── Source excerpt ──
Karan Goel, a graduate of IIT Delhi and Stanford, is the founder and CEO of Cartesia, an AI voice technology company based in Silicon Valley. Goel’s startup raised $100 million from top venture funds—Kleiner Perkins, Index Ventures, Lightspeed, and NVIDIA—positioning Cartesia as a key innovator in voice AI.
Who is Karan Goel? IIT Delhi Alumnus Profile

Karan Goel studied at Delhi Public School, IIT Delhi (Electrical Engineering), Carnegie Mellon, and Stanford, earning top honors including the Siebel Scholarship. At Stanford’s AI Lab, Goel and his co-founder Albert Gu advanced "State Space Models" (SSMs) and launched Cartesia to bring real-time, natural voice AI to businesses worldwide
What is Sonic-3? The Fastest Natural AI Voice Model
Sonic-3 is Cartesia’s real-time text-to-speech (TTS) AI model designed to make conversations sound human-like. It can generate laughter and express a full range of emotions during live conversations. Sonic-3 supports 42 languages and achieves a lightning-fast end-to-end latency of just 190 milliseconds, making it one of the fastest voice AI models on the market.
───
── Supplied material ──
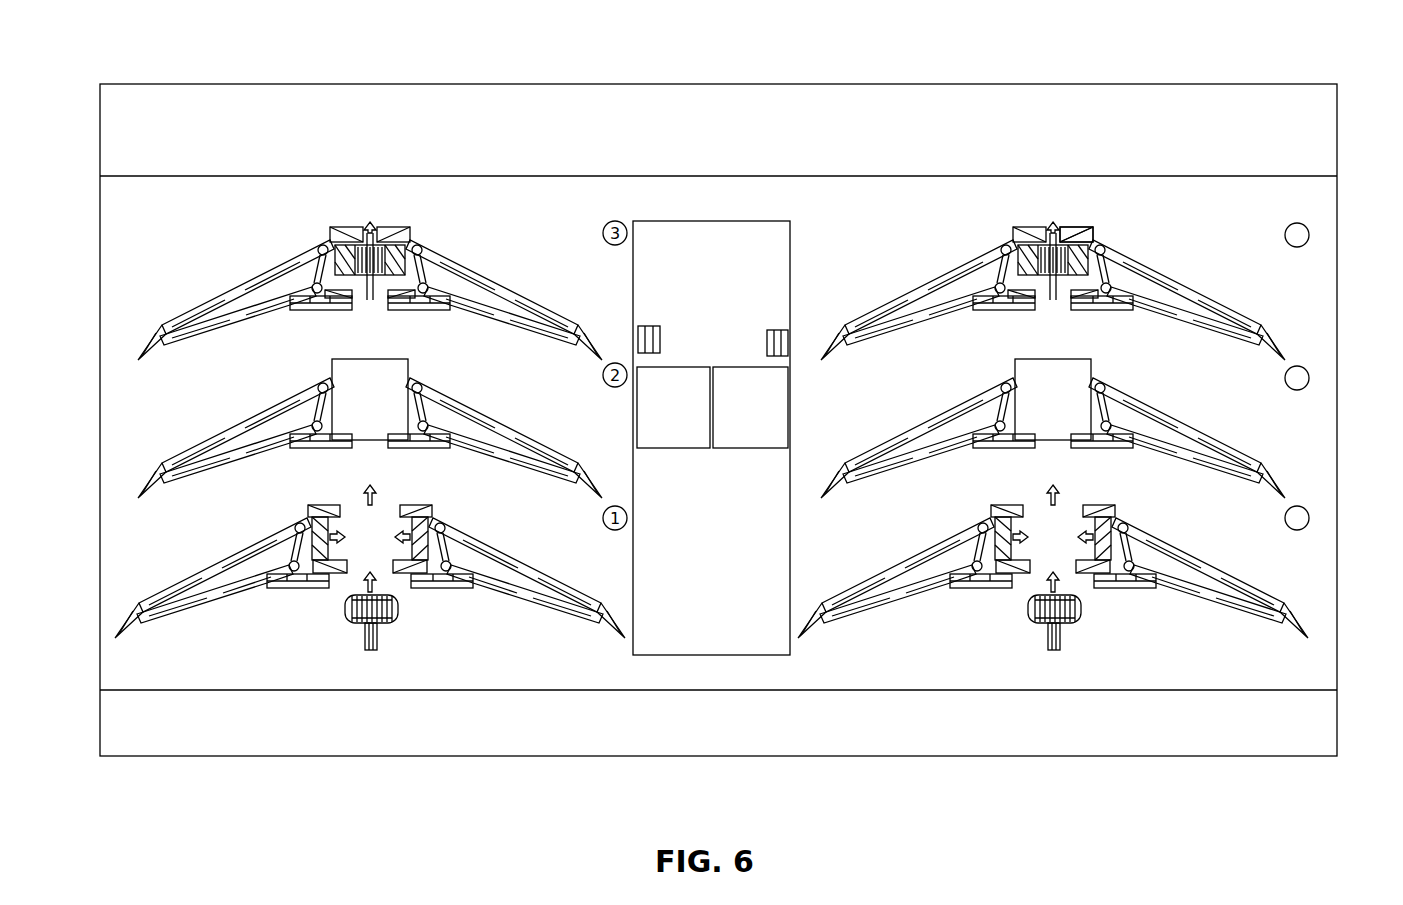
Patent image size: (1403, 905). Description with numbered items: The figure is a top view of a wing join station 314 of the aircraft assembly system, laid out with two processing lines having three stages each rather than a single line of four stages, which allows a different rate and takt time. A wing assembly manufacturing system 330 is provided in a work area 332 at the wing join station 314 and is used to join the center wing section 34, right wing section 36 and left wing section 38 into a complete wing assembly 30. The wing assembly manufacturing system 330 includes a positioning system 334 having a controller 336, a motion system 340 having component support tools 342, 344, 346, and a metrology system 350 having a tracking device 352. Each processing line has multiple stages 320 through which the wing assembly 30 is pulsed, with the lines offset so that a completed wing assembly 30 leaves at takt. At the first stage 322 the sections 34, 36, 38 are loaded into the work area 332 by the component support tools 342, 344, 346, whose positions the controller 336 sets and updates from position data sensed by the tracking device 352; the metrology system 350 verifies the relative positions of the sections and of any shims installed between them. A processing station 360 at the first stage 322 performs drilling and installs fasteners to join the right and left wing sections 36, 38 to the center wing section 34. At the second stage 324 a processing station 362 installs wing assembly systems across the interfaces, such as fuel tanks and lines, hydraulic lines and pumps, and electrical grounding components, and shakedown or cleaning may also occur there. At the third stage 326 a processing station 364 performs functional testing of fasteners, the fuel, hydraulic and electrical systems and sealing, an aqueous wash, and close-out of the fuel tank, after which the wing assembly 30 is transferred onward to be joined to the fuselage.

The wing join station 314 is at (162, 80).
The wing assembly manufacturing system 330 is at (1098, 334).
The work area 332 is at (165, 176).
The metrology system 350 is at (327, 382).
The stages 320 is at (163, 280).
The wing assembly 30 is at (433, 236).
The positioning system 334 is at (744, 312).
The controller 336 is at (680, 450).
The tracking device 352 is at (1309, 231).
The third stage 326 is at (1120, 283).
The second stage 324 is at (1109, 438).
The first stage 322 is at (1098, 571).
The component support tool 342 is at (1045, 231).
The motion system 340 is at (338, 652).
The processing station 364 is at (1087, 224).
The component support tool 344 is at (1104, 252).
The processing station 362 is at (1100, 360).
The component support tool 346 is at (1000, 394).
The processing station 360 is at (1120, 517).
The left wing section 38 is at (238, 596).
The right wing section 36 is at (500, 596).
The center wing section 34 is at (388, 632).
───
── Supplied material ──
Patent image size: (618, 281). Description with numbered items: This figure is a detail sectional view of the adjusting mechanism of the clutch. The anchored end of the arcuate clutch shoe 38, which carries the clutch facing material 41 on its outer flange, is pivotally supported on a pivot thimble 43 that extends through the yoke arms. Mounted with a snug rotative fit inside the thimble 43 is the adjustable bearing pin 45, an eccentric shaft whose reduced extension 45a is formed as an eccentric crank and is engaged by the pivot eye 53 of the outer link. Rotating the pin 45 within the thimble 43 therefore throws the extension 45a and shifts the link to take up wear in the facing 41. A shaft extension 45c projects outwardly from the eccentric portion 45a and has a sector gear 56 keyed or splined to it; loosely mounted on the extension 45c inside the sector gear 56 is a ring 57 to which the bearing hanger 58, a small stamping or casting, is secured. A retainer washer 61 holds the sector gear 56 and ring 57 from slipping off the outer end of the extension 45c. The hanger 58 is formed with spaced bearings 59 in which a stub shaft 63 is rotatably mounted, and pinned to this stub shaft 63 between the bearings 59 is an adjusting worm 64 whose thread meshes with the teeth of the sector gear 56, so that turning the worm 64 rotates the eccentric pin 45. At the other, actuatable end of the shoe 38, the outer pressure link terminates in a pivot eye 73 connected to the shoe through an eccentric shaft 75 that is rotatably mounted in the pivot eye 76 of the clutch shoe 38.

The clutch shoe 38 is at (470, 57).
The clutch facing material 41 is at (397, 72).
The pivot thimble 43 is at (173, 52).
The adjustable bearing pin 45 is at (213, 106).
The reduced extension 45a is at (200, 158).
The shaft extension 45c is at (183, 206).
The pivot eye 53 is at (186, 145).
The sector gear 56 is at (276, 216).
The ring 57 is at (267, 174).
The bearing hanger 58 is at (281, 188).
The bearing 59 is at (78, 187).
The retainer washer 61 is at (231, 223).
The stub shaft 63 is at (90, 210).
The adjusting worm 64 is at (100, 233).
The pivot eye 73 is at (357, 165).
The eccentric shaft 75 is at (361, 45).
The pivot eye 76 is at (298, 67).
───
- _Complete the following_
1. According to the Cartesia profile, how many languages does Sonic-3 support?
2. Quote the stretch of the Cartesia profile from "Karan Goel studied" through "on the market.".
The data above aren't needed for this work.

- _Solution list_
1. Sonic-3 supports 42 languages.

2.
Karan Goel studied at Delhi Public School, IIT Delhi (Electrical Engineering), Carnegie Mellon, and Stanford, earning top honors including the Siebel Scholarship. At Stanford’s AI Lab, Goel and his co-founder Albert Gu advanced "State Space Models" (SSMs) and launched Cartesia to bring real-time, natural voice AI to businesses worldwide
What is Sonic-3? The Fastest Natural AI Voice Model
Sonic-3 is Cartesia’s real-time text-to-speech (TTS) AI model designed to make conversations sound human-like. It can generate laughter and express a full range of emotions during live conversations. Sonic-3 supports 42 languages and achieves a lightning-fast end-to-end latency of just 190 milliseconds, making it one of the fastest voice AI models on the market.